— Start —

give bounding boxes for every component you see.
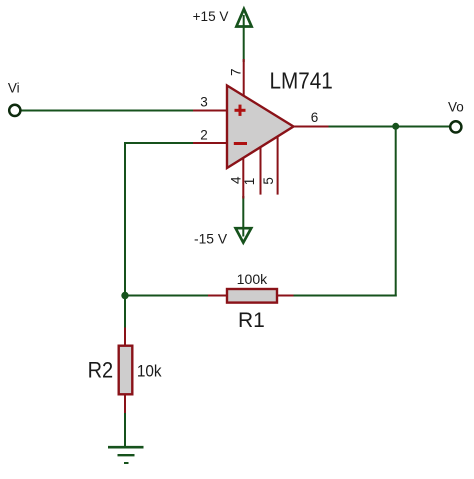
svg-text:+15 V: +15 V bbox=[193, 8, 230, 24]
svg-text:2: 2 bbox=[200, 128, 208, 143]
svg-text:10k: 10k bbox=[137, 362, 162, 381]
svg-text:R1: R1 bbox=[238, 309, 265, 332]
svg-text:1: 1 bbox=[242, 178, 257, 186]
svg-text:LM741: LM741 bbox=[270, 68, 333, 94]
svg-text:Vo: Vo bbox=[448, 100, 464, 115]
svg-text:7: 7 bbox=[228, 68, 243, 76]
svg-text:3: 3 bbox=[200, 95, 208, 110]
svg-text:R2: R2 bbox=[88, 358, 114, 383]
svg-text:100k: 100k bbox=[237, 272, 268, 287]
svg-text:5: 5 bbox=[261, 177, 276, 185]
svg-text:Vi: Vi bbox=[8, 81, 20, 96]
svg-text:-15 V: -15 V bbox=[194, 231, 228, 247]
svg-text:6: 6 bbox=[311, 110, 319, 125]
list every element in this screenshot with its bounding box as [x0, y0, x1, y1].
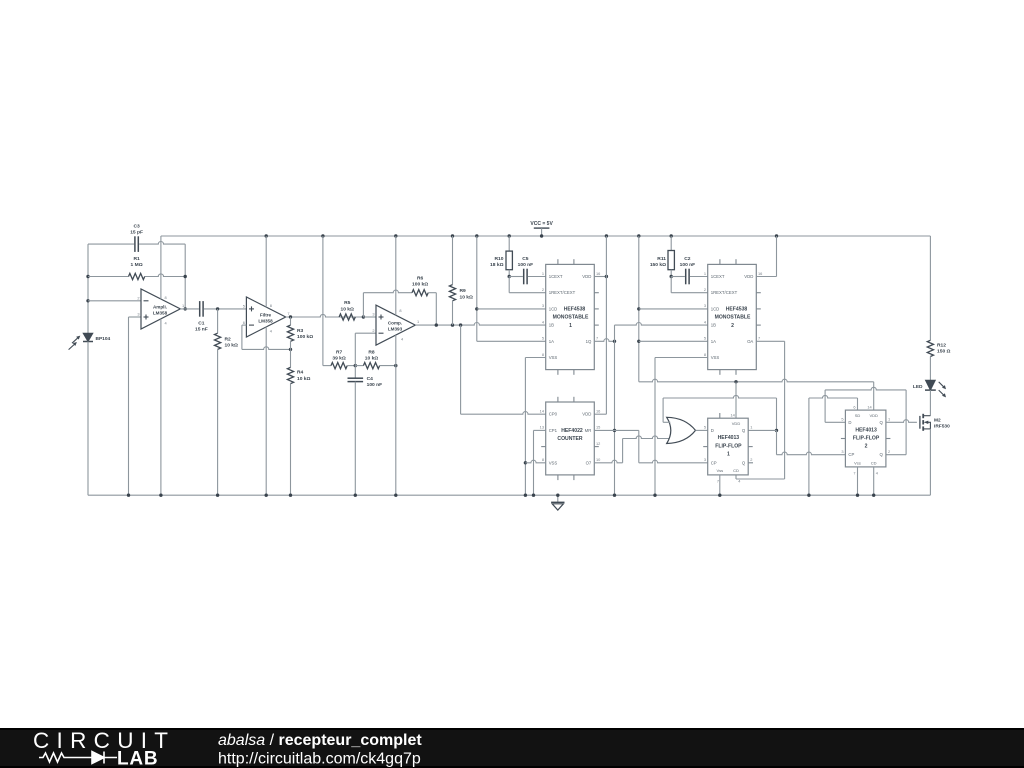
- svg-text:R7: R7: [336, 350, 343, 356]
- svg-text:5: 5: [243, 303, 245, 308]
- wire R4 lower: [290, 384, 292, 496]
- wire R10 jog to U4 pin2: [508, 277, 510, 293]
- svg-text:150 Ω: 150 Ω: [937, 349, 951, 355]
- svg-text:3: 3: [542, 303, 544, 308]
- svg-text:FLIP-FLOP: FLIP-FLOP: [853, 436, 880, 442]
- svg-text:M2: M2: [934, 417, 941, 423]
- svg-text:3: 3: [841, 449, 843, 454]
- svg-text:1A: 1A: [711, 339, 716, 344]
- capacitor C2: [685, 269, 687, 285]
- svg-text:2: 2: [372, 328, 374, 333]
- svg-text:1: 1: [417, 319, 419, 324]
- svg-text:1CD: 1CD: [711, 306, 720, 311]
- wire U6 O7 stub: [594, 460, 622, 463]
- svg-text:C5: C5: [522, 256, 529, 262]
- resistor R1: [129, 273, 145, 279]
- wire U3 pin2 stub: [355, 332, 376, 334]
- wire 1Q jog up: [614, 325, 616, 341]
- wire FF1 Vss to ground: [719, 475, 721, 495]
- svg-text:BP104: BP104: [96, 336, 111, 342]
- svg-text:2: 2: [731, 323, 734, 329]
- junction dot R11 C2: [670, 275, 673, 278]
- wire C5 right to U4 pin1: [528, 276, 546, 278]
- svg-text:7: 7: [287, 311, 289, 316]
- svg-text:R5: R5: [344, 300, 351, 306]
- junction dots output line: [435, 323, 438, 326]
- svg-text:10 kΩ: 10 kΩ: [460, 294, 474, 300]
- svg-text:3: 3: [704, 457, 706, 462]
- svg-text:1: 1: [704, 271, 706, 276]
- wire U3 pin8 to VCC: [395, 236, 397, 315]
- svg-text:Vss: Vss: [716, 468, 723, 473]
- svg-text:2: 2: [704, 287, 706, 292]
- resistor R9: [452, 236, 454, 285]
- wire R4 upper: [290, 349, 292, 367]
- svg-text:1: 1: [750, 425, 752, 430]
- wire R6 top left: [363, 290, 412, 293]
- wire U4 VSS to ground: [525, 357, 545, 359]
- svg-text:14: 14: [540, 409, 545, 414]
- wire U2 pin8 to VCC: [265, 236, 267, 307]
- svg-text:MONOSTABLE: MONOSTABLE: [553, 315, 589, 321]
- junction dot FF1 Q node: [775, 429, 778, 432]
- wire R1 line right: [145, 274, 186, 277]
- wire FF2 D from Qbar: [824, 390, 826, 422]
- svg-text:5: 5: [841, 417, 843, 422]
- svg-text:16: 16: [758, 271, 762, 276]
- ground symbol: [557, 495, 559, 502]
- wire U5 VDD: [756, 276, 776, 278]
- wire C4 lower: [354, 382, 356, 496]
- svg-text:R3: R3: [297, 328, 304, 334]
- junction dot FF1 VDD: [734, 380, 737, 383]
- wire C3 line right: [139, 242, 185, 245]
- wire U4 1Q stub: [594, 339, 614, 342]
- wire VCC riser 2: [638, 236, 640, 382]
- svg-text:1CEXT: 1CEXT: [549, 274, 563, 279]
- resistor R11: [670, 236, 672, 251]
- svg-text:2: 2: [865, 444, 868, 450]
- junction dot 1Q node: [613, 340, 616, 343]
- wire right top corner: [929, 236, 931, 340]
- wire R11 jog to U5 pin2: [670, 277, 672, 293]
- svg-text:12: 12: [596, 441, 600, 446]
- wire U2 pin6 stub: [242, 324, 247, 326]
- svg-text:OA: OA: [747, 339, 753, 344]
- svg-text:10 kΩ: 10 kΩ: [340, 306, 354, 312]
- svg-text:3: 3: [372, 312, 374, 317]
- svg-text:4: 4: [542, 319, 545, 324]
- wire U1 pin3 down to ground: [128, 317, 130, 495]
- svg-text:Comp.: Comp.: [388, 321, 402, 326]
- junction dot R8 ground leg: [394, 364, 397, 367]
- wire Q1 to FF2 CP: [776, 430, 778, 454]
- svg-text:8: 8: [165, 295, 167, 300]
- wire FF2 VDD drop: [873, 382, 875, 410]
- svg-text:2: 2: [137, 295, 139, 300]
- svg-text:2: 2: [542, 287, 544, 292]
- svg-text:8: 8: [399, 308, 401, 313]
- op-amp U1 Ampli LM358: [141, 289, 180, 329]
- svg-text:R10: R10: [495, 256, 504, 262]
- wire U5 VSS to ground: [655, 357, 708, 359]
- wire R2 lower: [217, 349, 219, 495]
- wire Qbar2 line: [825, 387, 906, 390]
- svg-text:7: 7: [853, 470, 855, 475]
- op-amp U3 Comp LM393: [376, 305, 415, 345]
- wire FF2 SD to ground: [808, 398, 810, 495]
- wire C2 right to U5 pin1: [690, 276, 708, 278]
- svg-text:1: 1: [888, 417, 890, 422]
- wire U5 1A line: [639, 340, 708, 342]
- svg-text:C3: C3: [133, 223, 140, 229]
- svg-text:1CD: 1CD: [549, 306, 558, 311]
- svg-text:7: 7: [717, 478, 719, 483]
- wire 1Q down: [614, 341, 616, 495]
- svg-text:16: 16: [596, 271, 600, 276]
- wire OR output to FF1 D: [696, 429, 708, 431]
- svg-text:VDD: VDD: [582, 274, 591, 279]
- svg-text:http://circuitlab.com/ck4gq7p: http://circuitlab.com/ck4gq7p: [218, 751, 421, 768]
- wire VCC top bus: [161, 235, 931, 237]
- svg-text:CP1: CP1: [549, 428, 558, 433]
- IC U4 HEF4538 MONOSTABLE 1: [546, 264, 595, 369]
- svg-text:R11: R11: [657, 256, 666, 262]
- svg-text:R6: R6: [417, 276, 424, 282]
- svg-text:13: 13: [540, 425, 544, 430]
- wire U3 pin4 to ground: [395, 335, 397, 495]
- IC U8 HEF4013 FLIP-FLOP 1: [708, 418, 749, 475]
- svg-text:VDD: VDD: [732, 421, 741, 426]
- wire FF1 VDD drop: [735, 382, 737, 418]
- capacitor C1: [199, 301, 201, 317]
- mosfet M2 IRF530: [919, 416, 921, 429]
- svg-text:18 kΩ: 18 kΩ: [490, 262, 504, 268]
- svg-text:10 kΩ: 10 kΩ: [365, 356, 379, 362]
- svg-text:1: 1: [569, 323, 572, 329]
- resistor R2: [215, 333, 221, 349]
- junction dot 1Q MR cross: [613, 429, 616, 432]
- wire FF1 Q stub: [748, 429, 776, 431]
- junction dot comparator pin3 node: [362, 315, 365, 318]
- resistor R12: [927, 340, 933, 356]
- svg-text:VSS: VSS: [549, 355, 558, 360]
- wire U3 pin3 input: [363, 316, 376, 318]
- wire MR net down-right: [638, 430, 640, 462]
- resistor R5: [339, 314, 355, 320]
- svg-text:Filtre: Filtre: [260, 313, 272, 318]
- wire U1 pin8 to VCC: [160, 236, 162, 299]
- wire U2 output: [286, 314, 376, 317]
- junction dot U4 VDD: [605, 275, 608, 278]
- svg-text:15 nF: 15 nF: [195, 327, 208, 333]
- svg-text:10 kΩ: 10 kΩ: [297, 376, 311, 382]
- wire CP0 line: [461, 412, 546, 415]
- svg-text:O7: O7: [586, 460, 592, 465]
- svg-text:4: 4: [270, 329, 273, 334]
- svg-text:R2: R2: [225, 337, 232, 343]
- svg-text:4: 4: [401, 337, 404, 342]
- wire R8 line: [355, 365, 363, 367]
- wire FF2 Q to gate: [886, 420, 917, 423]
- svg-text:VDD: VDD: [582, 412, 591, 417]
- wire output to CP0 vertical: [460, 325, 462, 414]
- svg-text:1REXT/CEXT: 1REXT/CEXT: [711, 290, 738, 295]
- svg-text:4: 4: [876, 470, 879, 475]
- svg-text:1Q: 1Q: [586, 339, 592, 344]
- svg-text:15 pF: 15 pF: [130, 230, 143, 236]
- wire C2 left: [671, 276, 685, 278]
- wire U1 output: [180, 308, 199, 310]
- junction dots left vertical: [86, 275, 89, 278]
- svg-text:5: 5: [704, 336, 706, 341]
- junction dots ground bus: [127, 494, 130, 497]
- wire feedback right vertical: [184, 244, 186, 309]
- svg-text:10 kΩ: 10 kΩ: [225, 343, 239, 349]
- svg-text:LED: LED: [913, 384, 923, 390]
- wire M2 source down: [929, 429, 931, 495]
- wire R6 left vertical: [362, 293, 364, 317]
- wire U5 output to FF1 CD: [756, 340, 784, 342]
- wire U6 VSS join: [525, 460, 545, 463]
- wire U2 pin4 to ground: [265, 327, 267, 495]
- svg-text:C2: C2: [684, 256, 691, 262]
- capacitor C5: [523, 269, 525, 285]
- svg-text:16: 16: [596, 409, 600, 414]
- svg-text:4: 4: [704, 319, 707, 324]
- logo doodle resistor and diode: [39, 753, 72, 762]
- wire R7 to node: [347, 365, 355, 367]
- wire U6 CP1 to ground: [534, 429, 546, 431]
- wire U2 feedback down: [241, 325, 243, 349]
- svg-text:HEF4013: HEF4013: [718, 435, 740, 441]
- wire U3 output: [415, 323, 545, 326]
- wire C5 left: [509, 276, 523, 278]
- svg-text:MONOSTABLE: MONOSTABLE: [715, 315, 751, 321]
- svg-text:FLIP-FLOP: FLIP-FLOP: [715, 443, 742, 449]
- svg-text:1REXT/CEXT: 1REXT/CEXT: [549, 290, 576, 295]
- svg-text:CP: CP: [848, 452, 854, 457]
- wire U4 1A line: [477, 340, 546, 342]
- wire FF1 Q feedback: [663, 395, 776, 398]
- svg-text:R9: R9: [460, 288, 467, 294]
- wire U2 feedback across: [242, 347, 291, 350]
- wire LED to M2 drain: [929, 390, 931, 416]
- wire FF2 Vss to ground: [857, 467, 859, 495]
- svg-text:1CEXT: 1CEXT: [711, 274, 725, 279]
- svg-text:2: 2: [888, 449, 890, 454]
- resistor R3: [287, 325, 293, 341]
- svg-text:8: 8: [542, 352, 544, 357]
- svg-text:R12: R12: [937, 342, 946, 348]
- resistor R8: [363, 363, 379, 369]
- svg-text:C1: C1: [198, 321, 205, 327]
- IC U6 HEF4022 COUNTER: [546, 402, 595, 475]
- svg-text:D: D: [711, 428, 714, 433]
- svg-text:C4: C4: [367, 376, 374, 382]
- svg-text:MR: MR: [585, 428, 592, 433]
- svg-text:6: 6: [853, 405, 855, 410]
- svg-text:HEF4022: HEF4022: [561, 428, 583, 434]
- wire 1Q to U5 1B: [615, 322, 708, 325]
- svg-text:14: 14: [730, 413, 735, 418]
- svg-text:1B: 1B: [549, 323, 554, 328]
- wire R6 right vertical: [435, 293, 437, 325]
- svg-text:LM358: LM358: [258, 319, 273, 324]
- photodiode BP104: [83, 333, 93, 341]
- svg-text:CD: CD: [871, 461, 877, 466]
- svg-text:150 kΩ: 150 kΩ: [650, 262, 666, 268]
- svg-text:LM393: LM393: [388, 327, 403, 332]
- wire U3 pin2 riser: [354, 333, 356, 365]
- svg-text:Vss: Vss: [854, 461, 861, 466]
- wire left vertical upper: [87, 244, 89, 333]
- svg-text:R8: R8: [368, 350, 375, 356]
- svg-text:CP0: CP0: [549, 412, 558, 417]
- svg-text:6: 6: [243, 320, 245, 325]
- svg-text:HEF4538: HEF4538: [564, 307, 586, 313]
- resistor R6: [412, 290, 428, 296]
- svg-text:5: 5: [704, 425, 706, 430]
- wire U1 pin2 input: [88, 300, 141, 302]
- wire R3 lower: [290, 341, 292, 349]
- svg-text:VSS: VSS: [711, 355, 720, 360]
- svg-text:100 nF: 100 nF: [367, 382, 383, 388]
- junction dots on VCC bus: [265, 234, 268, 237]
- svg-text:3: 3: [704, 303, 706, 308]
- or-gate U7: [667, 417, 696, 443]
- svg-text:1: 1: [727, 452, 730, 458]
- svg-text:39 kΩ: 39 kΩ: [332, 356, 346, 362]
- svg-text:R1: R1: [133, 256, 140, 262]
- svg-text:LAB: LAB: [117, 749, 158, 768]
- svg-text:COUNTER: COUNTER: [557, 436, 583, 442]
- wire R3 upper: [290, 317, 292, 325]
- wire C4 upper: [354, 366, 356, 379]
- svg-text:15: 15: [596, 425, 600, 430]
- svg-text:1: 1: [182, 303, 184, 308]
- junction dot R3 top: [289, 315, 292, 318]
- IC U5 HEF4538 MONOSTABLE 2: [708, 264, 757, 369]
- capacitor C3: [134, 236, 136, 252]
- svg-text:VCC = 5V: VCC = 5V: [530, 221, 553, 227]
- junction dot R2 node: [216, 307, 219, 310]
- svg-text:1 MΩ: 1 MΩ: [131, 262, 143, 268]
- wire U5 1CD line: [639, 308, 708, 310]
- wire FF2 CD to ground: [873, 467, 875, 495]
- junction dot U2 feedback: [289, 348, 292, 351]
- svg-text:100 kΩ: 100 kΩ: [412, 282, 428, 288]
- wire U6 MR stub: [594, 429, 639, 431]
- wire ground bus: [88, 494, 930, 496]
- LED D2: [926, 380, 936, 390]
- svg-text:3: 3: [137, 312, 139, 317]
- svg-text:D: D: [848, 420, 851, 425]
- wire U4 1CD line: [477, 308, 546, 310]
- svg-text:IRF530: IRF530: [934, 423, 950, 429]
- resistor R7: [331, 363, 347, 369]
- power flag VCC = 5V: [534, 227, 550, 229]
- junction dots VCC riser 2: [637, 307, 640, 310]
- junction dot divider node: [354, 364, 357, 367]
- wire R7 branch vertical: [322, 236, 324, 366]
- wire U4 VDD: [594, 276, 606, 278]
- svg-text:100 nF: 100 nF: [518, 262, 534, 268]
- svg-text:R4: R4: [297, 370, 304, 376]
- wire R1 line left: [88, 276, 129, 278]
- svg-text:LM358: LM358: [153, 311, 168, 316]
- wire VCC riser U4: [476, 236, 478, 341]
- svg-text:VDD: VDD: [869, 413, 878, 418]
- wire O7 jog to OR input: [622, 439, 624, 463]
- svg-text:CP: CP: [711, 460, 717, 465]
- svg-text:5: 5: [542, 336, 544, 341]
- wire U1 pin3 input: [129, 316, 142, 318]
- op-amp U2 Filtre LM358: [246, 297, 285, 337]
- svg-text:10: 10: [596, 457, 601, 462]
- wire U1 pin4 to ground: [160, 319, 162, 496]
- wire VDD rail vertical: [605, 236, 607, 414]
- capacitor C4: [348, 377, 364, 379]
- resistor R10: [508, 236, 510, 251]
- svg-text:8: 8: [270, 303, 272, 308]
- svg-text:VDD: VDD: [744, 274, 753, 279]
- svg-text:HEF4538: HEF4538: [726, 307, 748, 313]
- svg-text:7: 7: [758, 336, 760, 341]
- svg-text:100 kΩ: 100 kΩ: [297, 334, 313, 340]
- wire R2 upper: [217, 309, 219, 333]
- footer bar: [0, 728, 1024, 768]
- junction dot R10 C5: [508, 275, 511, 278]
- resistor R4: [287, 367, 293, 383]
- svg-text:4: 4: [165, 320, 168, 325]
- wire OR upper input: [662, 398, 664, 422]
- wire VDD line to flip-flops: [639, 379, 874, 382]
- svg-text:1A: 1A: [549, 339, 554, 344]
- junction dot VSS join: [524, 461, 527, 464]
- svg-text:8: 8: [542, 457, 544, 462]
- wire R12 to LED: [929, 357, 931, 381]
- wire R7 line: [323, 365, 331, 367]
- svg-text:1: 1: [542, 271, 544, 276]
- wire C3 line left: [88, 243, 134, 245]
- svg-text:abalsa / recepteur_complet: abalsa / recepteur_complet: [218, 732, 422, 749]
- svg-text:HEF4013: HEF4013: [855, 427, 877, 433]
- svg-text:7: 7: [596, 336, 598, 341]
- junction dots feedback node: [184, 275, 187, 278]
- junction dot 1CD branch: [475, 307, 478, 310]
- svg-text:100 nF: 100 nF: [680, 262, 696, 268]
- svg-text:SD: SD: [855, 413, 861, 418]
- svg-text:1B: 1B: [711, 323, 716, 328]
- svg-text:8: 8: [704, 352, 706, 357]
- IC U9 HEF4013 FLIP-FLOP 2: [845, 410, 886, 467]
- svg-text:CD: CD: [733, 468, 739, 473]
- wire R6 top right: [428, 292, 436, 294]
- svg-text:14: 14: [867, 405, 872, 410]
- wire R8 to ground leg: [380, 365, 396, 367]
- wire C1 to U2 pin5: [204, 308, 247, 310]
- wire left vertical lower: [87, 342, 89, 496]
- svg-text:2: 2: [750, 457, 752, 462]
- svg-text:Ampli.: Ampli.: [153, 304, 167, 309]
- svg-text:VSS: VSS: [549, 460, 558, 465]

— End —
— Start —

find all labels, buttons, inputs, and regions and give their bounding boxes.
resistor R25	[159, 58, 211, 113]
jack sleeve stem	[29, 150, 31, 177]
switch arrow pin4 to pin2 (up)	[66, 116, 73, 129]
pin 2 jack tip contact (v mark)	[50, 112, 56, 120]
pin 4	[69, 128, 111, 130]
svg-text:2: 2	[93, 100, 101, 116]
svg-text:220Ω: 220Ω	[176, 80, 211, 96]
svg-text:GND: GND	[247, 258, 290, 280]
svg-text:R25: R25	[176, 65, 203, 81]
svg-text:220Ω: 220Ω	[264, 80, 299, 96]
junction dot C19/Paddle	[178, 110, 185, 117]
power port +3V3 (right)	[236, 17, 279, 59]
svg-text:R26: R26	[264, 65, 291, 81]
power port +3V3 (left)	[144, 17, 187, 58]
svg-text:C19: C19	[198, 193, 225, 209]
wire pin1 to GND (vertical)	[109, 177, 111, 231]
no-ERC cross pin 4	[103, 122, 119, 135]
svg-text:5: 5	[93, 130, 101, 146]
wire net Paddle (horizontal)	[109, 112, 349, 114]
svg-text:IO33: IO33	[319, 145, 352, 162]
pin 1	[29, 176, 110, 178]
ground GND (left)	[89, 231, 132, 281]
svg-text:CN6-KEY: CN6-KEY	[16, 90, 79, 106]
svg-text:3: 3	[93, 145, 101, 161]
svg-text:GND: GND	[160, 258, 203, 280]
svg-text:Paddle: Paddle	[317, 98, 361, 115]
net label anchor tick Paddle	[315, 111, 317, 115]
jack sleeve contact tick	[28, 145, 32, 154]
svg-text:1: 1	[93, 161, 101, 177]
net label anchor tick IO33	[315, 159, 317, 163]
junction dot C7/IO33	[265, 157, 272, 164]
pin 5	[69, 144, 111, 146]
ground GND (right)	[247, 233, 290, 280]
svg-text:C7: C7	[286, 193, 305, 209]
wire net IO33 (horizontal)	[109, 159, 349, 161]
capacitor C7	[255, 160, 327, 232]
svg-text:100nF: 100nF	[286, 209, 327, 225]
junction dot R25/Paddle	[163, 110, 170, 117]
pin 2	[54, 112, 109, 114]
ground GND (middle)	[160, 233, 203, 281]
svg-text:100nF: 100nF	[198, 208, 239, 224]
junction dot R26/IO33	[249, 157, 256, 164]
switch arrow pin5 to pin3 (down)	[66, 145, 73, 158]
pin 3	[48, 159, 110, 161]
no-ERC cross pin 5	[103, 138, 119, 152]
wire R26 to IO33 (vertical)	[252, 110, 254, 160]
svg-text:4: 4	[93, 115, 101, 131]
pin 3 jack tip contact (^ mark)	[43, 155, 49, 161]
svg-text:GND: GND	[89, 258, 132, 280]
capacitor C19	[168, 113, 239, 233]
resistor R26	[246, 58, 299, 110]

— End —

Rewrite everything from the line containing "give bounding boxes" down to the line containing "list every element", both included, as a numbered list, dropping any blank lines. Leave the pictures out of your answer.

WRITTEN ANSWER:
1. give bounding boxes for every component you see.
2. svg-text:+15 V: +15 V bbox=[193, 8, 230, 24]
3. svg-text:2: 2 bbox=[200, 128, 208, 143]
4. svg-text:10k: 10k bbox=[137, 362, 162, 381]
5. svg-text:R1: R1 bbox=[238, 309, 265, 332]
6. svg-text:1: 1 bbox=[242, 178, 257, 186]
7. svg-text:LM741: LM741 bbox=[270, 68, 333, 94]
8. svg-text:Vo: Vo bbox=[448, 100, 464, 115]
9. svg-text:7: 7 bbox=[228, 68, 243, 76]
10. svg-text:3: 3 bbox=[200, 95, 208, 110]
11. svg-text:R2: R2 bbox=[88, 358, 114, 383]
12. svg-text:100k: 100k bbox=[237, 272, 268, 287]
13. svg-text:5: 5 bbox=[261, 177, 276, 185]
14. svg-text:Vi: Vi bbox=[8, 81, 20, 96]
15. svg-text:-15 V: -15 V bbox=[194, 231, 228, 247]
16. svg-text:6: 6 bbox=[311, 110, 319, 125]
17. list every element in this screenshot with its bounding box as [x0, y0, x1, y1].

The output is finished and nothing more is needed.